■ Given request: Go through the data below. List every line that holds the word "источник".

--- begin Provided data ---

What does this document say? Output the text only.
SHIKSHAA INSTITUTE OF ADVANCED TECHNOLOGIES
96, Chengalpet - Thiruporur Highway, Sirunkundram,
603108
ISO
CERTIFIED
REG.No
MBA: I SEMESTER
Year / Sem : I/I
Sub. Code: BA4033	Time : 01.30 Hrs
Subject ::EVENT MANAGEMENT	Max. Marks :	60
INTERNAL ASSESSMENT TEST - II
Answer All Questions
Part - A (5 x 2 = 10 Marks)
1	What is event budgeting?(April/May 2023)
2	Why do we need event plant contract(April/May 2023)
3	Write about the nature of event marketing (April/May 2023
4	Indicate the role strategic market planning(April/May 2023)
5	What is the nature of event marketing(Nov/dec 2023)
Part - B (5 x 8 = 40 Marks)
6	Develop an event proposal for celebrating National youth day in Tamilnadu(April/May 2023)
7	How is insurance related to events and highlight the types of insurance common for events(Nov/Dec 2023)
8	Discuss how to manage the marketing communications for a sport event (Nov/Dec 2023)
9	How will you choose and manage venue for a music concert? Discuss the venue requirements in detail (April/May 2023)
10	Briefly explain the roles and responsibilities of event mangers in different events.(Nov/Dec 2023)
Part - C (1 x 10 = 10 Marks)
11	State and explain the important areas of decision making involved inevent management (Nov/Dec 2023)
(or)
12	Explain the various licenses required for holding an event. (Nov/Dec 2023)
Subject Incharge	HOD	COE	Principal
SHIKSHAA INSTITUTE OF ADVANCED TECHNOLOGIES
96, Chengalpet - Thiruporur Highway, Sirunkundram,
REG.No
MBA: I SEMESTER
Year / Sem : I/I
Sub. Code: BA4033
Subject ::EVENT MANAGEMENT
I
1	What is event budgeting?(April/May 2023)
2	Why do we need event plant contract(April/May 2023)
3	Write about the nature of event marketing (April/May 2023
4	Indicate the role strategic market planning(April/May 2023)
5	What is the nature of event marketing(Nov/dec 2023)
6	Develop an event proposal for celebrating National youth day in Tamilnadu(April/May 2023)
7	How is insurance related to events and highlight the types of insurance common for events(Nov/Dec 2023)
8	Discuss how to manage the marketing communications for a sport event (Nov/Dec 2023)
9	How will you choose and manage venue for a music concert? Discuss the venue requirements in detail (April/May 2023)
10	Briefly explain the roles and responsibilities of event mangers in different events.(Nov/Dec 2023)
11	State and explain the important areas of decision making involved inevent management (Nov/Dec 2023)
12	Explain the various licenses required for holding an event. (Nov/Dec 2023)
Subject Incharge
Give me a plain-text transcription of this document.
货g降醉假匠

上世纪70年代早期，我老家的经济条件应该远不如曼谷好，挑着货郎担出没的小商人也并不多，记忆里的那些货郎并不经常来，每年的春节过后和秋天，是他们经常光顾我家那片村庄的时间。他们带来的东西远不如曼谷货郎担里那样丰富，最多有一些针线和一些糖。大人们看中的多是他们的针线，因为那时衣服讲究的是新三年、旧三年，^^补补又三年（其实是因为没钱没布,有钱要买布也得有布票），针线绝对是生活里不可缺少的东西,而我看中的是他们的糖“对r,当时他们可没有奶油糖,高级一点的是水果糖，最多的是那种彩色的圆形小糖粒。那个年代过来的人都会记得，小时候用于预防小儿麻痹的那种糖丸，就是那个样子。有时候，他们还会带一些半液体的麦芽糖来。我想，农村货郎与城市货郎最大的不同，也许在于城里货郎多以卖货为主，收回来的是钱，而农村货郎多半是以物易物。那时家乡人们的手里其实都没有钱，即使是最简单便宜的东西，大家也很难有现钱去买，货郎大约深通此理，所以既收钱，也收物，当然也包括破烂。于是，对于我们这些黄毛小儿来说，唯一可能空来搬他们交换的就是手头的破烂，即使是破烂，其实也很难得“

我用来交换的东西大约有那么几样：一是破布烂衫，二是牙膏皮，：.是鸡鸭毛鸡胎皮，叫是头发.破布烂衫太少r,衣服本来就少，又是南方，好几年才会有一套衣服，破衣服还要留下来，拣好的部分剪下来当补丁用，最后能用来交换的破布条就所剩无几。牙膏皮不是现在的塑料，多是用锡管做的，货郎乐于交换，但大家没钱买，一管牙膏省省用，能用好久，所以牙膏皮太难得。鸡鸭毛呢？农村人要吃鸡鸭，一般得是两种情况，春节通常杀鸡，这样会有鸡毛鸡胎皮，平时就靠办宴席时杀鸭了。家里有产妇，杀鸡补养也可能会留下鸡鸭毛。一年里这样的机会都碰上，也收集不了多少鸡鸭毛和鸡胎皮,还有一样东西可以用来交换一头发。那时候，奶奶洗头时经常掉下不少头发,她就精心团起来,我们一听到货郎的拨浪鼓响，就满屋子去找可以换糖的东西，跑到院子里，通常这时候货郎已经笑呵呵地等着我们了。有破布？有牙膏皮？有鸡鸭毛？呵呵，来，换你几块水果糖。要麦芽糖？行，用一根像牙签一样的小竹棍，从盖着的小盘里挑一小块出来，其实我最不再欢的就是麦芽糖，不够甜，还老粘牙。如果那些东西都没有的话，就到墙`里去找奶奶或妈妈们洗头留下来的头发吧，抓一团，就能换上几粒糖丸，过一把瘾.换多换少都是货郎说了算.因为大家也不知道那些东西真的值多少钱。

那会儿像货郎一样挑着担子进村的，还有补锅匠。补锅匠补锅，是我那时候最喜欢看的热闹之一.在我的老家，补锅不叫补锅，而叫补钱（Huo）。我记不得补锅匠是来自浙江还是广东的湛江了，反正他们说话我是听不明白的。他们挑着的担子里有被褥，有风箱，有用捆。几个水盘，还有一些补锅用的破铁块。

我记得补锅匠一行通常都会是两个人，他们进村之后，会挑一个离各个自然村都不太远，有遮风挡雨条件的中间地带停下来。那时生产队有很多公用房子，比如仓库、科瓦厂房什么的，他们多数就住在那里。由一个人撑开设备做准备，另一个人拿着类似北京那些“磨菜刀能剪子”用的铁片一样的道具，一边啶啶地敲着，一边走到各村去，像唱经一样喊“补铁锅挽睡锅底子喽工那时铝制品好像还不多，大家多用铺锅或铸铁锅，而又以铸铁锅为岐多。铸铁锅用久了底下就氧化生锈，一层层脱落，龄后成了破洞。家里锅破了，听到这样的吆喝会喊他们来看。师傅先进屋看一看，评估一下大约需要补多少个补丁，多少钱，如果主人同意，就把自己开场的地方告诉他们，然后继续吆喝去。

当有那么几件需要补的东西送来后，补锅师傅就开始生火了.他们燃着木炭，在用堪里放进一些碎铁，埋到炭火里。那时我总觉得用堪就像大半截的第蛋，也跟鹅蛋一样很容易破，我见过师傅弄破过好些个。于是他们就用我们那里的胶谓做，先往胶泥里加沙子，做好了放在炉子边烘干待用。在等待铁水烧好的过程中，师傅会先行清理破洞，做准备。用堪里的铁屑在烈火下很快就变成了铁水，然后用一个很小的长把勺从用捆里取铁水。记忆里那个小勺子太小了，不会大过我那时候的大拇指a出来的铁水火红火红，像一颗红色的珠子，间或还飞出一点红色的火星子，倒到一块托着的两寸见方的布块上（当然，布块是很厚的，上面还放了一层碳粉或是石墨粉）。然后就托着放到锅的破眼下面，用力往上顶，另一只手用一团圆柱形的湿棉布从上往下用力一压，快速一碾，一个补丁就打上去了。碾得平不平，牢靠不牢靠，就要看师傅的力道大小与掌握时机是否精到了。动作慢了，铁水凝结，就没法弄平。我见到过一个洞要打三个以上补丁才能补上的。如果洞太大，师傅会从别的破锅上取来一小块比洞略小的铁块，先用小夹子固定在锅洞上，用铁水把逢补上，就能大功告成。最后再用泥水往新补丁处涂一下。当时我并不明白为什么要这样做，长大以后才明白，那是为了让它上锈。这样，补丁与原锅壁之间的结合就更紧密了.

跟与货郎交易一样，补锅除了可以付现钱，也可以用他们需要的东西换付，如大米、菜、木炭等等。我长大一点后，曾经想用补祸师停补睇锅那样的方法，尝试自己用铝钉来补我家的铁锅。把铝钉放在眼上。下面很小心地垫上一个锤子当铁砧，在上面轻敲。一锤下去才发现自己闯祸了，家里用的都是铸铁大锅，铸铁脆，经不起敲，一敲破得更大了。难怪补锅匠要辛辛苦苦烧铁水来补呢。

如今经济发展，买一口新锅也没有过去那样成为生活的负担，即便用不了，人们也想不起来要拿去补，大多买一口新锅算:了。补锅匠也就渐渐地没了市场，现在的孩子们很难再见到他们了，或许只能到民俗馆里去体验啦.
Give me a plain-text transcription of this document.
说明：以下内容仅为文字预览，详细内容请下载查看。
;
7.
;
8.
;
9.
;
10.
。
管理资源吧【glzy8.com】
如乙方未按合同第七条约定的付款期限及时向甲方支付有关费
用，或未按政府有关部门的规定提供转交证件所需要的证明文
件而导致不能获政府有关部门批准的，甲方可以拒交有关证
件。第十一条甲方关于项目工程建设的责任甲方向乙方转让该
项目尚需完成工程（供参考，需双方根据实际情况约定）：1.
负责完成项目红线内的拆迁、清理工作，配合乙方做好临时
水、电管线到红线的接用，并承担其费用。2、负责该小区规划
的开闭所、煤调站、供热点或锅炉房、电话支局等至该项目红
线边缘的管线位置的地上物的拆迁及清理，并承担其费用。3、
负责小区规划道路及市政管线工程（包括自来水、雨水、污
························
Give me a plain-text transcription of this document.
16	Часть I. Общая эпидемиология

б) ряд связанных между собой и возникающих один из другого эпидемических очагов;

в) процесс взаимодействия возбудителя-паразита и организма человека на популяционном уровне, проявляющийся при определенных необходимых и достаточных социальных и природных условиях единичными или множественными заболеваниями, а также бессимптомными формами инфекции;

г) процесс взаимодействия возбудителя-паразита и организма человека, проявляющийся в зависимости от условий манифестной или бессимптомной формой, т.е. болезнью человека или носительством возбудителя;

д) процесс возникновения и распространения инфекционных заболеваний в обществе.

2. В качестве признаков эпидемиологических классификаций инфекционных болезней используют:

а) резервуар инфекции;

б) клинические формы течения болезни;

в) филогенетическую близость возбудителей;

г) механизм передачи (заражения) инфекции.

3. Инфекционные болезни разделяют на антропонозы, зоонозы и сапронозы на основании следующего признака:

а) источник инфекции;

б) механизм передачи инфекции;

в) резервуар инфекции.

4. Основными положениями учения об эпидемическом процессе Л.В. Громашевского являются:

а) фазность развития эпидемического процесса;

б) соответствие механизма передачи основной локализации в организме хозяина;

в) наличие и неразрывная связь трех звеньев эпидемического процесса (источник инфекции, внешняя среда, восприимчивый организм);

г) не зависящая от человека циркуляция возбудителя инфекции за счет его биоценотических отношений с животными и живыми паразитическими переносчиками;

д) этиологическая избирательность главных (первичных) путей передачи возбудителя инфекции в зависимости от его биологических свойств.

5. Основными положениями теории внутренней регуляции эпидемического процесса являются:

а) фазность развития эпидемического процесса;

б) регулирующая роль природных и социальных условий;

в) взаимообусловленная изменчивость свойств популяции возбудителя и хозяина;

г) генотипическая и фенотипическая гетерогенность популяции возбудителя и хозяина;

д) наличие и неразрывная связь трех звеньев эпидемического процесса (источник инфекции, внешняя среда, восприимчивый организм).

--- end Provided data ---

■ The response:
а) источник инфекции;
в) наличие и неразрывная связь трех звеньев эпидемического процесса (источник инфекции, внешняя среда, восприимчивый организм);
д) наличие и неразрывная связь трех звеньев эпидемического процесса (источник инфекции, внешняя среда, восприимчивый организм).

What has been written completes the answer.